# SELECTED PASSAGE:

★ ★ ★ ★ ★

Black Bart is a 1948 American Western film directed by George Sherman and starring Yvonne De Carlo, Dan Duryea as the real-life cowboy bandit Charles Bolles, and Jeffrey Lynn. It was distributed by Universal-International and produced by Leonard Goldstein. It was shot in Technicolor and was also known as Black Bart, Highwayman. The film was written by Luci Ward, Jack Natteford, and William Bowers and was released on March 3, 1948.

Plot
From his jail cell, old-time outlaw Jersey Brady (Percy Kilbride) tells the story of his ex-partner, notorious highwayman Charles E. Boles, also known as Black Bart (Dan Duryea).

Years earlier, Charles, Lance Hardeen (Jeffrey Lynn), and Jersey are working as outlaws when Charles decides to leave the gang, move to California, and pull off one last, big heist, which will allow him to go straight. Although Lance tries to trick Charles out of his share of their hidden loot, Charles secretly double-crosses Lance first and steals all the money.

Months later in Sacramento, Charles meets an ex-partner Clark (John McIntire), who now uses his position as a lawyer to commit big crimes. Together, the two plan to destroy the local Wells Fargo bank, create their own bank in its place, and profit from the growing gold rush business. Over the next two months, Clark tips off Charles about all the Wells Fargo money shipments, and a disguised Charles robs each stage until the townspeople lose confidence in the bank.

One day, when a masked Charles, now known as Black Bart, stops a coach transporting Lance, Jersey, and the celebrated dancer Lola Montez (Yvonne De Carlo), Lance recognizes Charles' voice and helps to save the coach from his thievery. Lance then brings the coach to the bank's relay station, where he further impresses Lola by saving the broken leg of the driver. Soon after, however, Charles, as Black Bart, also intrigues Lola when he sneaks into the station, returns her diamond bracelet, and embraces her before fleeing.

★ ★ ★ ★ ★

# PROBLEM SET:
1) In the Black Bart film summary, who plays the dancer Lola Montez?
2) From the Black Bart film summary, copy word for word the part that opens with the words containing "Black Bart is" and closes with "March 3, 1948.".

# DATA PROVIDED:
★ ★ ★ ★ ★

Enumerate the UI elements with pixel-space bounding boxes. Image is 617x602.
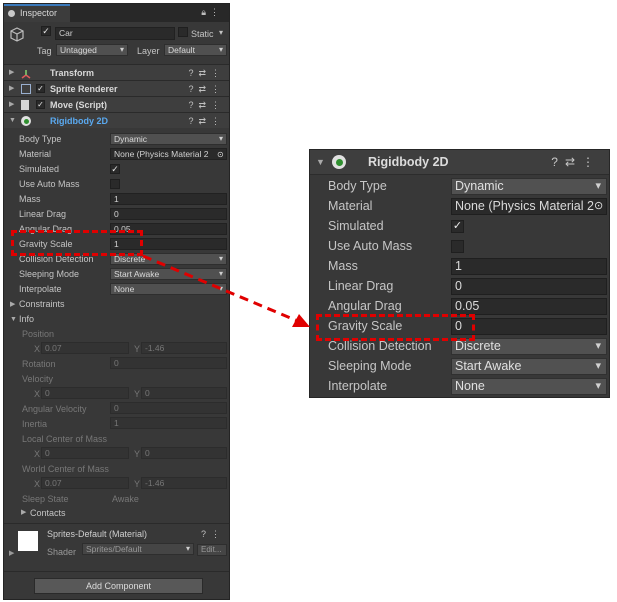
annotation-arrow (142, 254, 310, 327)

★ ★ ★ ★ ★

# SOLUTIONS TO THE PROBLEMS:
1) Yvonne De Carlo

2)
Black Bart is a 1948 American Western film directed by George Sherman and starring Yvonne De Carlo, Dan Duryea as the real-life cowboy bandit Charles Bolles, and Jeffrey Lynn. It was distributed by Universal-International and produced by Leonard Goldstein. It was shot in Technicolor and was also known as Black Bart, Highwayman. The film was written by Luci Ward, Jack Natteford, and William Bowers and was released on March 3, 1948.